▶ **Data lines**
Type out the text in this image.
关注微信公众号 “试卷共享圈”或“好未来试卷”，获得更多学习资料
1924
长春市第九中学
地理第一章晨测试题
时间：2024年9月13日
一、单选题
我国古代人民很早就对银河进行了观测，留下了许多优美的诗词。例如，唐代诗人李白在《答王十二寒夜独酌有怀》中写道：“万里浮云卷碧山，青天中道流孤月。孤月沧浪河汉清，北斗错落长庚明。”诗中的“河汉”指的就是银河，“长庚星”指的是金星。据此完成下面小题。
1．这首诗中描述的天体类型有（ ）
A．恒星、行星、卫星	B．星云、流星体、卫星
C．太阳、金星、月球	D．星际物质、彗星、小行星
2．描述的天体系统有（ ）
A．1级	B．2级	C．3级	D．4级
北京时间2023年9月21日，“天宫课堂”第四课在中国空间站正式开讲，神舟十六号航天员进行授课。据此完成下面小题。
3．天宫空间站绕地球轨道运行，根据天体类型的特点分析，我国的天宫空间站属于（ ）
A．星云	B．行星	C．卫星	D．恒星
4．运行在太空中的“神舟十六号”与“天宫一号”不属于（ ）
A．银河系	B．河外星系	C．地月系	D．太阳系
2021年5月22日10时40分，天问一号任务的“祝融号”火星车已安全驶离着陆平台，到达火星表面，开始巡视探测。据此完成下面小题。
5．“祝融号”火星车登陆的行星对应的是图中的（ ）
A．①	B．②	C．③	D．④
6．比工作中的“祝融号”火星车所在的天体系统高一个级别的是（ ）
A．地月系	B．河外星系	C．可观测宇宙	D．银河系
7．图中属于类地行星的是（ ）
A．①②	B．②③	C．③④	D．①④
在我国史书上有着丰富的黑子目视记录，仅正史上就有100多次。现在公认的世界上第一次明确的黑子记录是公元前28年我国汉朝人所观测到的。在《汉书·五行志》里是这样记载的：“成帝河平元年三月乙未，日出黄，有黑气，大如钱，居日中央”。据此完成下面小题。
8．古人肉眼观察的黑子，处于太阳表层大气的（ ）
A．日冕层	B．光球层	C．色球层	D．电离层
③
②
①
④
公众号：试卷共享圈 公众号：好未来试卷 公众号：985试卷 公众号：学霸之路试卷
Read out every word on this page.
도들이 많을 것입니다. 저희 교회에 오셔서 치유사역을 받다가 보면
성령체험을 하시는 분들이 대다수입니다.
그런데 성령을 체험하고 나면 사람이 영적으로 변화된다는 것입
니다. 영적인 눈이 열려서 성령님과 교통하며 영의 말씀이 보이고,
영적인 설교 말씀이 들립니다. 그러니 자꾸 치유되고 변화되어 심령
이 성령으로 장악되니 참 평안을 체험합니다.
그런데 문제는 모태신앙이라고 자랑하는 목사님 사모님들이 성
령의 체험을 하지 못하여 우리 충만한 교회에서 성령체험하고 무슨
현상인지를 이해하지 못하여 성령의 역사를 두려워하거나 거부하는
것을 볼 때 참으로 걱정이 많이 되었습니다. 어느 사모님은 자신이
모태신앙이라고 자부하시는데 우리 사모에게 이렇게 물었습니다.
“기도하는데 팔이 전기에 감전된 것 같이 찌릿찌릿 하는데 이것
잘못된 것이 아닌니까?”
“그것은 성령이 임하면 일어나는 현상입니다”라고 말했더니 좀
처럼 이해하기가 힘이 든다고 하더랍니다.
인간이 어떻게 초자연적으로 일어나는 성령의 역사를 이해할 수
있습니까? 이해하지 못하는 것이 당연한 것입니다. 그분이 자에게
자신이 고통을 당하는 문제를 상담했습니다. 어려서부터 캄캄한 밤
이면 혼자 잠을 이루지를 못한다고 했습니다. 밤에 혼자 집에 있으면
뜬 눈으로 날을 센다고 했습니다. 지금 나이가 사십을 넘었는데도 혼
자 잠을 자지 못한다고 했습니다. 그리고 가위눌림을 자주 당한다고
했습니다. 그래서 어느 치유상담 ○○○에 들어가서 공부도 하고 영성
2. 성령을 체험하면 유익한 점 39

▶ **Your goal**
Write out the data again, exactly and in full.

▶ **The solution**
Type out the text in this image.
关注微信公众号 “试卷共享圈”或“好未来试卷”，获得更多学习资料
1924
长春市第九中学
地理第一章晨测试题
时间：2024年9月13日
一、单选题
我国古代人民很早就对银河进行了观测，留下了许多优美的诗词。例如，唐代诗人李白在《答王十二寒夜独酌有怀》中写道：“万里浮云卷碧山，青天中道流孤月。孤月沧浪河汉清，北斗错落长庚明。”诗中的“河汉”指的就是银河，“长庚星”指的是金星。据此完成下面小题。
1．这首诗中描述的天体类型有（ ）
A．恒星、行星、卫星	B．星云、流星体、卫星
C．太阳、金星、月球	D．星际物质、彗星、小行星
2．描述的天体系统有（ ）
A．1级	B．2级	C．3级	D．4级
北京时间2023年9月21日，“天宫课堂”第四课在中国空间站正式开讲，神舟十六号航天员进行授课。据此完成下面小题。
3．天宫空间站绕地球轨道运行，根据天体类型的特点分析，我国的天宫空间站属于（ ）
A．星云	B．行星	C．卫星	D．恒星
4．运行在太空中的“神舟十六号”与“天宫一号”不属于（ ）
A．银河系	B．河外星系	C．地月系	D．太阳系
2021年5月22日10时40分，天问一号任务的“祝融号”火星车已安全驶离着陆平台，到达火星表面，开始巡视探测。据此完成下面小题。
5．“祝融号”火星车登陆的行星对应的是图中的（ ）
A．①	B．②	C．③	D．④
6．比工作中的“祝融号”火星车所在的天体系统高一个级别的是（ ）
A．地月系	B．河外星系	C．可观测宇宙	D．银河系
7．图中属于类地行星的是（ ）
A．①②	B．②③	C．③④	D．①④
在我国史书上有着丰富的黑子目视记录，仅正史上就有100多次。现在公认的世界上第一次明确的黑子记录是公元前28年我国汉朝人所观测到的。在《汉书·五行志》里是这样记载的：“成帝河平元年三月乙未，日出黄，有黑气，大如钱，居日中央”。据此完成下面小题。
8．古人肉眼观察的黑子，处于太阳表层大气的（ ）
A．日冕层	B．光球层	C．色球层	D．电离层
③
②
①
④
公众号：试卷共享圈 公众号：好未来试卷 公众号：985试卷 公众号：学霸之路试卷
Read out every word on this page.
도들이 많을 것입니다. 저희 교회에 오셔서 치유사역을 받다가 보면
성령체험을 하시는 분들이 대다수입니다.
그런데 성령을 체험하고 나면 사람이 영적으로 변화된다는 것입
니다. 영적인 눈이 열려서 성령님과 교통하며 영의 말씀이 보이고,
영적인 설교 말씀이 들립니다. 그러니 자꾸 치유되고 변화되어 심령
이 성령으로 장악되니 참 평안을 체험합니다.
그런데 문제는 모태신앙이라고 자랑하는 목사님 사모님들이 성
령의 체험을 하지 못하여 우리 충만한 교회에서 성령체험하고 무슨
현상인지를 이해하지 못하여 성령의 역사를 두려워하거나 거부하는
것을 볼 때 참으로 걱정이 많이 되었습니다. 어느 사모님은 자신이
모태신앙이라고 자부하시는데 우리 사모에게 이렇게 물었습니다.
“기도하는데 팔이 전기에 감전된 것 같이 찌릿찌릿 하는데 이것
잘못된 것이 아닌니까?”
“그것은 성령이 임하면 일어나는 현상입니다”라고 말했더니 좀
처럼 이해하기가 힘이 든다고 하더랍니다.
인간이 어떻게 초자연적으로 일어나는 성령의 역사를 이해할 수
있습니까? 이해하지 못하는 것이 당연한 것입니다. 그분이 자에게
자신이 고통을 당하는 문제를 상담했습니다. 어려서부터 캄캄한 밤
이면 혼자 잠을 이루지를 못한다고 했습니다. 밤에 혼자 집에 있으면
뜬 눈으로 날을 센다고 했습니다. 지금 나이가 사십을 넘었는데도 혼
자 잠을 자지 못한다고 했습니다. 그리고 가위눌림을 자주 당한다고
했습니다. 그래서 어느 치유상담 ○○○에 들어가서 공부도 하고 영성
2. 성령을 체험하면 유익한 점 39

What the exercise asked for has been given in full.